-- What the exercise asks --
Scan the entries below and count the lines holding the string "ffffff". Supply only the number.

[Stored entries]
####################

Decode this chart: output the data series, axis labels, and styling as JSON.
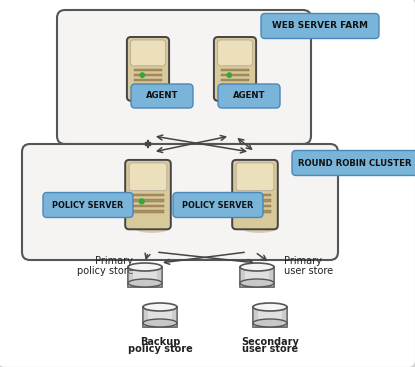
{
  "bg_color": "#ffffff",
  "box_fill": "#f5f4f2",
  "box_edge": "#666666",
  "badge_fill": "#7ab4d8",
  "badge_edge": "#4a88bb",
  "server_body": "#d8c99a",
  "server_top": "#ece0bc",
  "server_shadow": "#b8a870",
  "server_slot": "#a89060",
  "db_body": "#e0e0e0",
  "db_top": "#f5f5f5",
  "db_edge": "#555555",
  "arrow_color": "#444444",
  "text_dark": "#111111",
  "text_store": "#222222",
  "web_server_farm_label": "WEB SERVER FARM",
  "round_robin_label": "ROUND ROBIN CLUSTER",
  "agent_label": "AGENT",
  "policy_server_label": "POLICY SERVER",
  "primary_policy_store_1": "Primary",
  "primary_policy_store_2": "policy store",
  "backup_policy_store_1": "Backup",
  "backup_policy_store_2": "policy store",
  "primary_user_store_1": "Primary",
  "primary_user_store_2": "user store",
  "secondary_user_store_1": "Secondary",
  "secondary_user_store_2": "user store",
  "figw": 4.15,
  "figh": 3.67,
  "dpi": 100
}
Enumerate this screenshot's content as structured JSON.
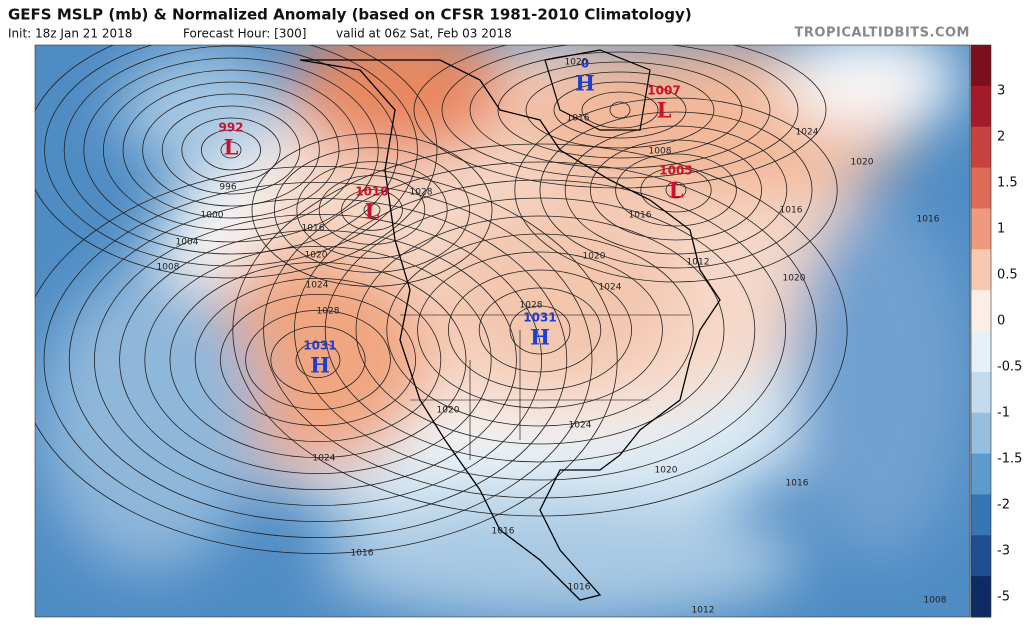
{
  "header": {
    "title": "GEFS MSLP (mb) & Normalized Anomaly (based on CFSR 1981-2010 Climatology)",
    "init": "Init: 18z Jan 21 2018",
    "forecast_hour": "Forecast Hour: [300]",
    "valid": "valid at 06z Sat, Feb 03 2018",
    "site": "TROPICALTIDBITS.COM"
  },
  "centers": [
    {
      "type": "L",
      "value": "992"
    },
    {
      "type": "L",
      "value": "1010"
    },
    {
      "type": "H",
      "value": "1031"
    },
    {
      "type": "H",
      "value": "1031"
    },
    {
      "type": "H",
      "value": "0"
    },
    {
      "type": "L",
      "value": "1007"
    },
    {
      "type": "L",
      "value": "1005"
    }
  ],
  "contour_labels": [
    "996",
    "1000",
    "1004",
    "1008",
    "1016",
    "1020",
    "1024",
    "1028",
    "1028",
    "1024",
    "1020",
    "1024",
    "1020",
    "1016",
    "1016",
    "1016",
    "1012",
    "1016",
    "1008",
    "1020",
    "1016",
    "1020",
    "1024",
    "1016",
    "1012",
    "1016",
    "1020",
    "1024",
    "1028",
    "1020",
    "1016",
    "1008"
  ],
  "colorbar": {
    "ticks": [
      3,
      2,
      1.5,
      1,
      0.5,
      0,
      -0.5,
      -1,
      -1.5,
      -2,
      -3,
      -5
    ]
  }
}
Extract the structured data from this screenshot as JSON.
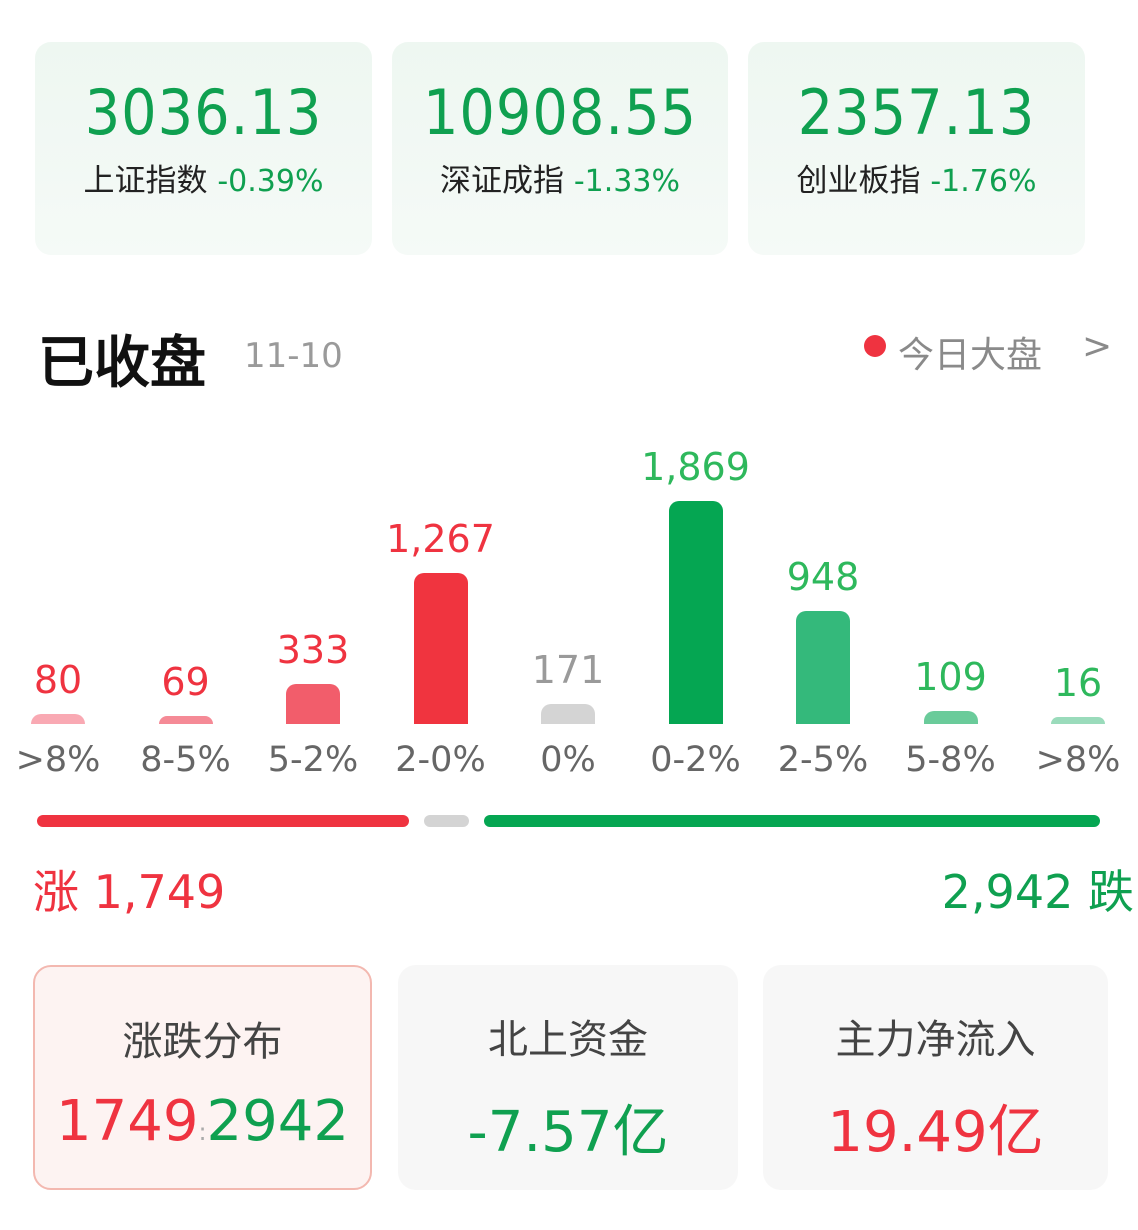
{
  "colors": {
    "up": "#ef3340",
    "down": "#05a652",
    "flat": "#d4d4d4"
  },
  "indices": [
    {
      "value": "3036.13",
      "name": "上证指数",
      "change": "-0.39%"
    },
    {
      "value": "10908.55",
      "name": "深证成指",
      "change": "-1.33%"
    },
    {
      "value": "2357.13",
      "name": "创业板指",
      "change": "-1.76%"
    }
  ],
  "header": {
    "title": "已收盘",
    "date": "11-10",
    "link": "今日大盘",
    "chevron": "chevron-right-icon"
  },
  "chart_data": {
    "type": "bar",
    "categories": [
      ">8%",
      "8-5%",
      "5-2%",
      "2-0%",
      "0%",
      "0-2%",
      "2-5%",
      "5-8%",
      ">8%"
    ],
    "values": [
      80,
      69,
      333,
      1267,
      171,
      1869,
      948,
      109,
      16
    ],
    "labels": [
      "80",
      "69",
      "333",
      "1,267",
      "171",
      "1,869",
      "948",
      "109",
      "16"
    ],
    "colors": [
      "#f9a9b3",
      "#f58a96",
      "#f25d6b",
      "#f0343f",
      "#d4d4d4",
      "#05a652",
      "#34b97b",
      "#6acb9a",
      "#9adbbb"
    ],
    "label_colors": [
      "#ef3340",
      "#ef3340",
      "#ef3340",
      "#ef3340",
      "#9a9a9a",
      "#2eb85c",
      "#2eb85c",
      "#2eb85c",
      "#2eb85c"
    ]
  },
  "summary": {
    "up_label": "涨",
    "up_count": "1,749",
    "down_count": "2,942",
    "down_label": "跌",
    "up_value": 1749,
    "flat_value": 171,
    "down_value": 2942
  },
  "cards": [
    {
      "title": "涨跌分布",
      "up": "1749",
      "sep": ":",
      "down": "2942",
      "selected": true
    },
    {
      "title": "北上资金",
      "value": "-7.57亿"
    },
    {
      "title": "主力净流入",
      "value": "19.49亿"
    }
  ]
}
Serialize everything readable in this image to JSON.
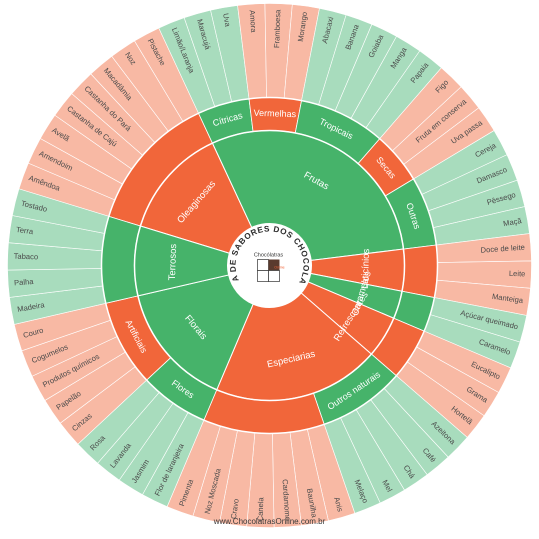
{
  "title": "RODA DE SABORES DOS CHOCOLATES",
  "logo_text": "Chocólatras",
  "logo_subtext": "Online",
  "footer": "www.ChocolatrasOnline.com.br",
  "colors": {
    "orange": "#f1663a",
    "green": "#46b36a",
    "salmon": "#f8b9a4",
    "mint": "#a8dcbd",
    "center": "#ffffff",
    "text_dark": "#4a4a4a",
    "text_light": "#ffffff"
  },
  "categories": [
    {
      "label": "Oleaginosas",
      "color": "orange",
      "subs": [
        {
          "label": "",
          "color": "orange",
          "leaves": [
            "Amêndoa",
            "Amendoim",
            "Avelã",
            "Castanha de Cajú",
            "Castanha do Pará",
            "Macadâmia",
            "Noz",
            "Pistache"
          ]
        }
      ]
    },
    {
      "label": "Frutas",
      "color": "green",
      "subs": [
        {
          "label": "Cítricas",
          "color": "green",
          "leaves": [
            "Limão/Laranja",
            "Maracujá",
            "Uva"
          ]
        },
        {
          "label": "Vermelhas",
          "color": "orange",
          "leaves": [
            "Amora",
            "Framboesa",
            "Morango"
          ]
        },
        {
          "label": "Tropicais",
          "color": "green",
          "leaves": [
            "Abacaxi",
            "Banana",
            "Goiaba",
            "Manga",
            "Papaia"
          ]
        },
        {
          "label": "Secas",
          "color": "orange",
          "leaves": [
            "Figo",
            "Fruta em conserva",
            "Uva passa"
          ]
        },
        {
          "label": "Outras",
          "color": "green",
          "leaves": [
            "Cereja",
            "Damasco",
            "Pêssego",
            "Maçã"
          ]
        }
      ]
    },
    {
      "label": "Laticínios",
      "color": "orange",
      "subs": [
        {
          "label": "",
          "color": "orange",
          "leaves": [
            "Doce de leite",
            "Leite",
            "Manteiga"
          ]
        }
      ]
    },
    {
      "label": "Caramelos",
      "color": "green",
      "subs": [
        {
          "label": "",
          "color": "green",
          "leaves": [
            "Açúcar queimado",
            "Caramelo"
          ]
        }
      ]
    },
    {
      "label": "Refrescantes",
      "color": "orange",
      "subs": [
        {
          "label": "",
          "color": "orange",
          "leaves": [
            "Eucalipto",
            "Grama",
            "Hortelã"
          ]
        }
      ]
    },
    {
      "label": "Especiarias",
      "color": "orange",
      "subs": [
        {
          "label": "Outros naturais",
          "color": "green",
          "leaves": [
            "Azeitona",
            "Café",
            "Chá",
            "Mel",
            "Melaço"
          ]
        },
        {
          "label": "",
          "color": "orange",
          "leaves": [
            "Anis",
            "Baunilha",
            "Cardamomo",
            "Canela",
            "Cravo",
            "Noz Moscada",
            "Pimenta"
          ]
        }
      ]
    },
    {
      "label": "Florais",
      "color": "green",
      "subs": [
        {
          "label": "Flores",
          "color": "green",
          "leaves": [
            "Flor de laranjeira",
            "Jasmim",
            "Lavanda",
            "Rosa"
          ]
        },
        {
          "label": "Artificiais",
          "color": "orange",
          "leaves": [
            "Cinzas",
            "Papelão",
            "Produtos químicos",
            "Cogumelos",
            "Couro"
          ]
        }
      ]
    },
    {
      "label": "Terrosos",
      "color": "green",
      "subs": [
        {
          "label": "",
          "color": "green",
          "leaves": [
            "Madeira",
            "Palha",
            "Tabaco",
            "Terra",
            "Tostado"
          ]
        }
      ]
    }
  ]
}
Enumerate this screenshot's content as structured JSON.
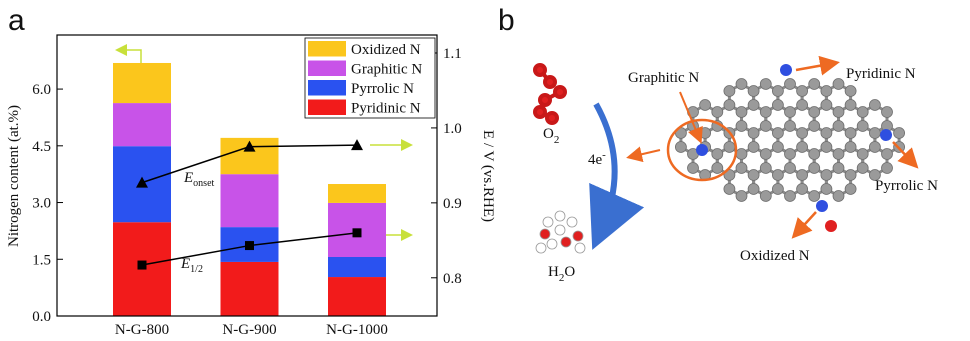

####################

-- Response --
3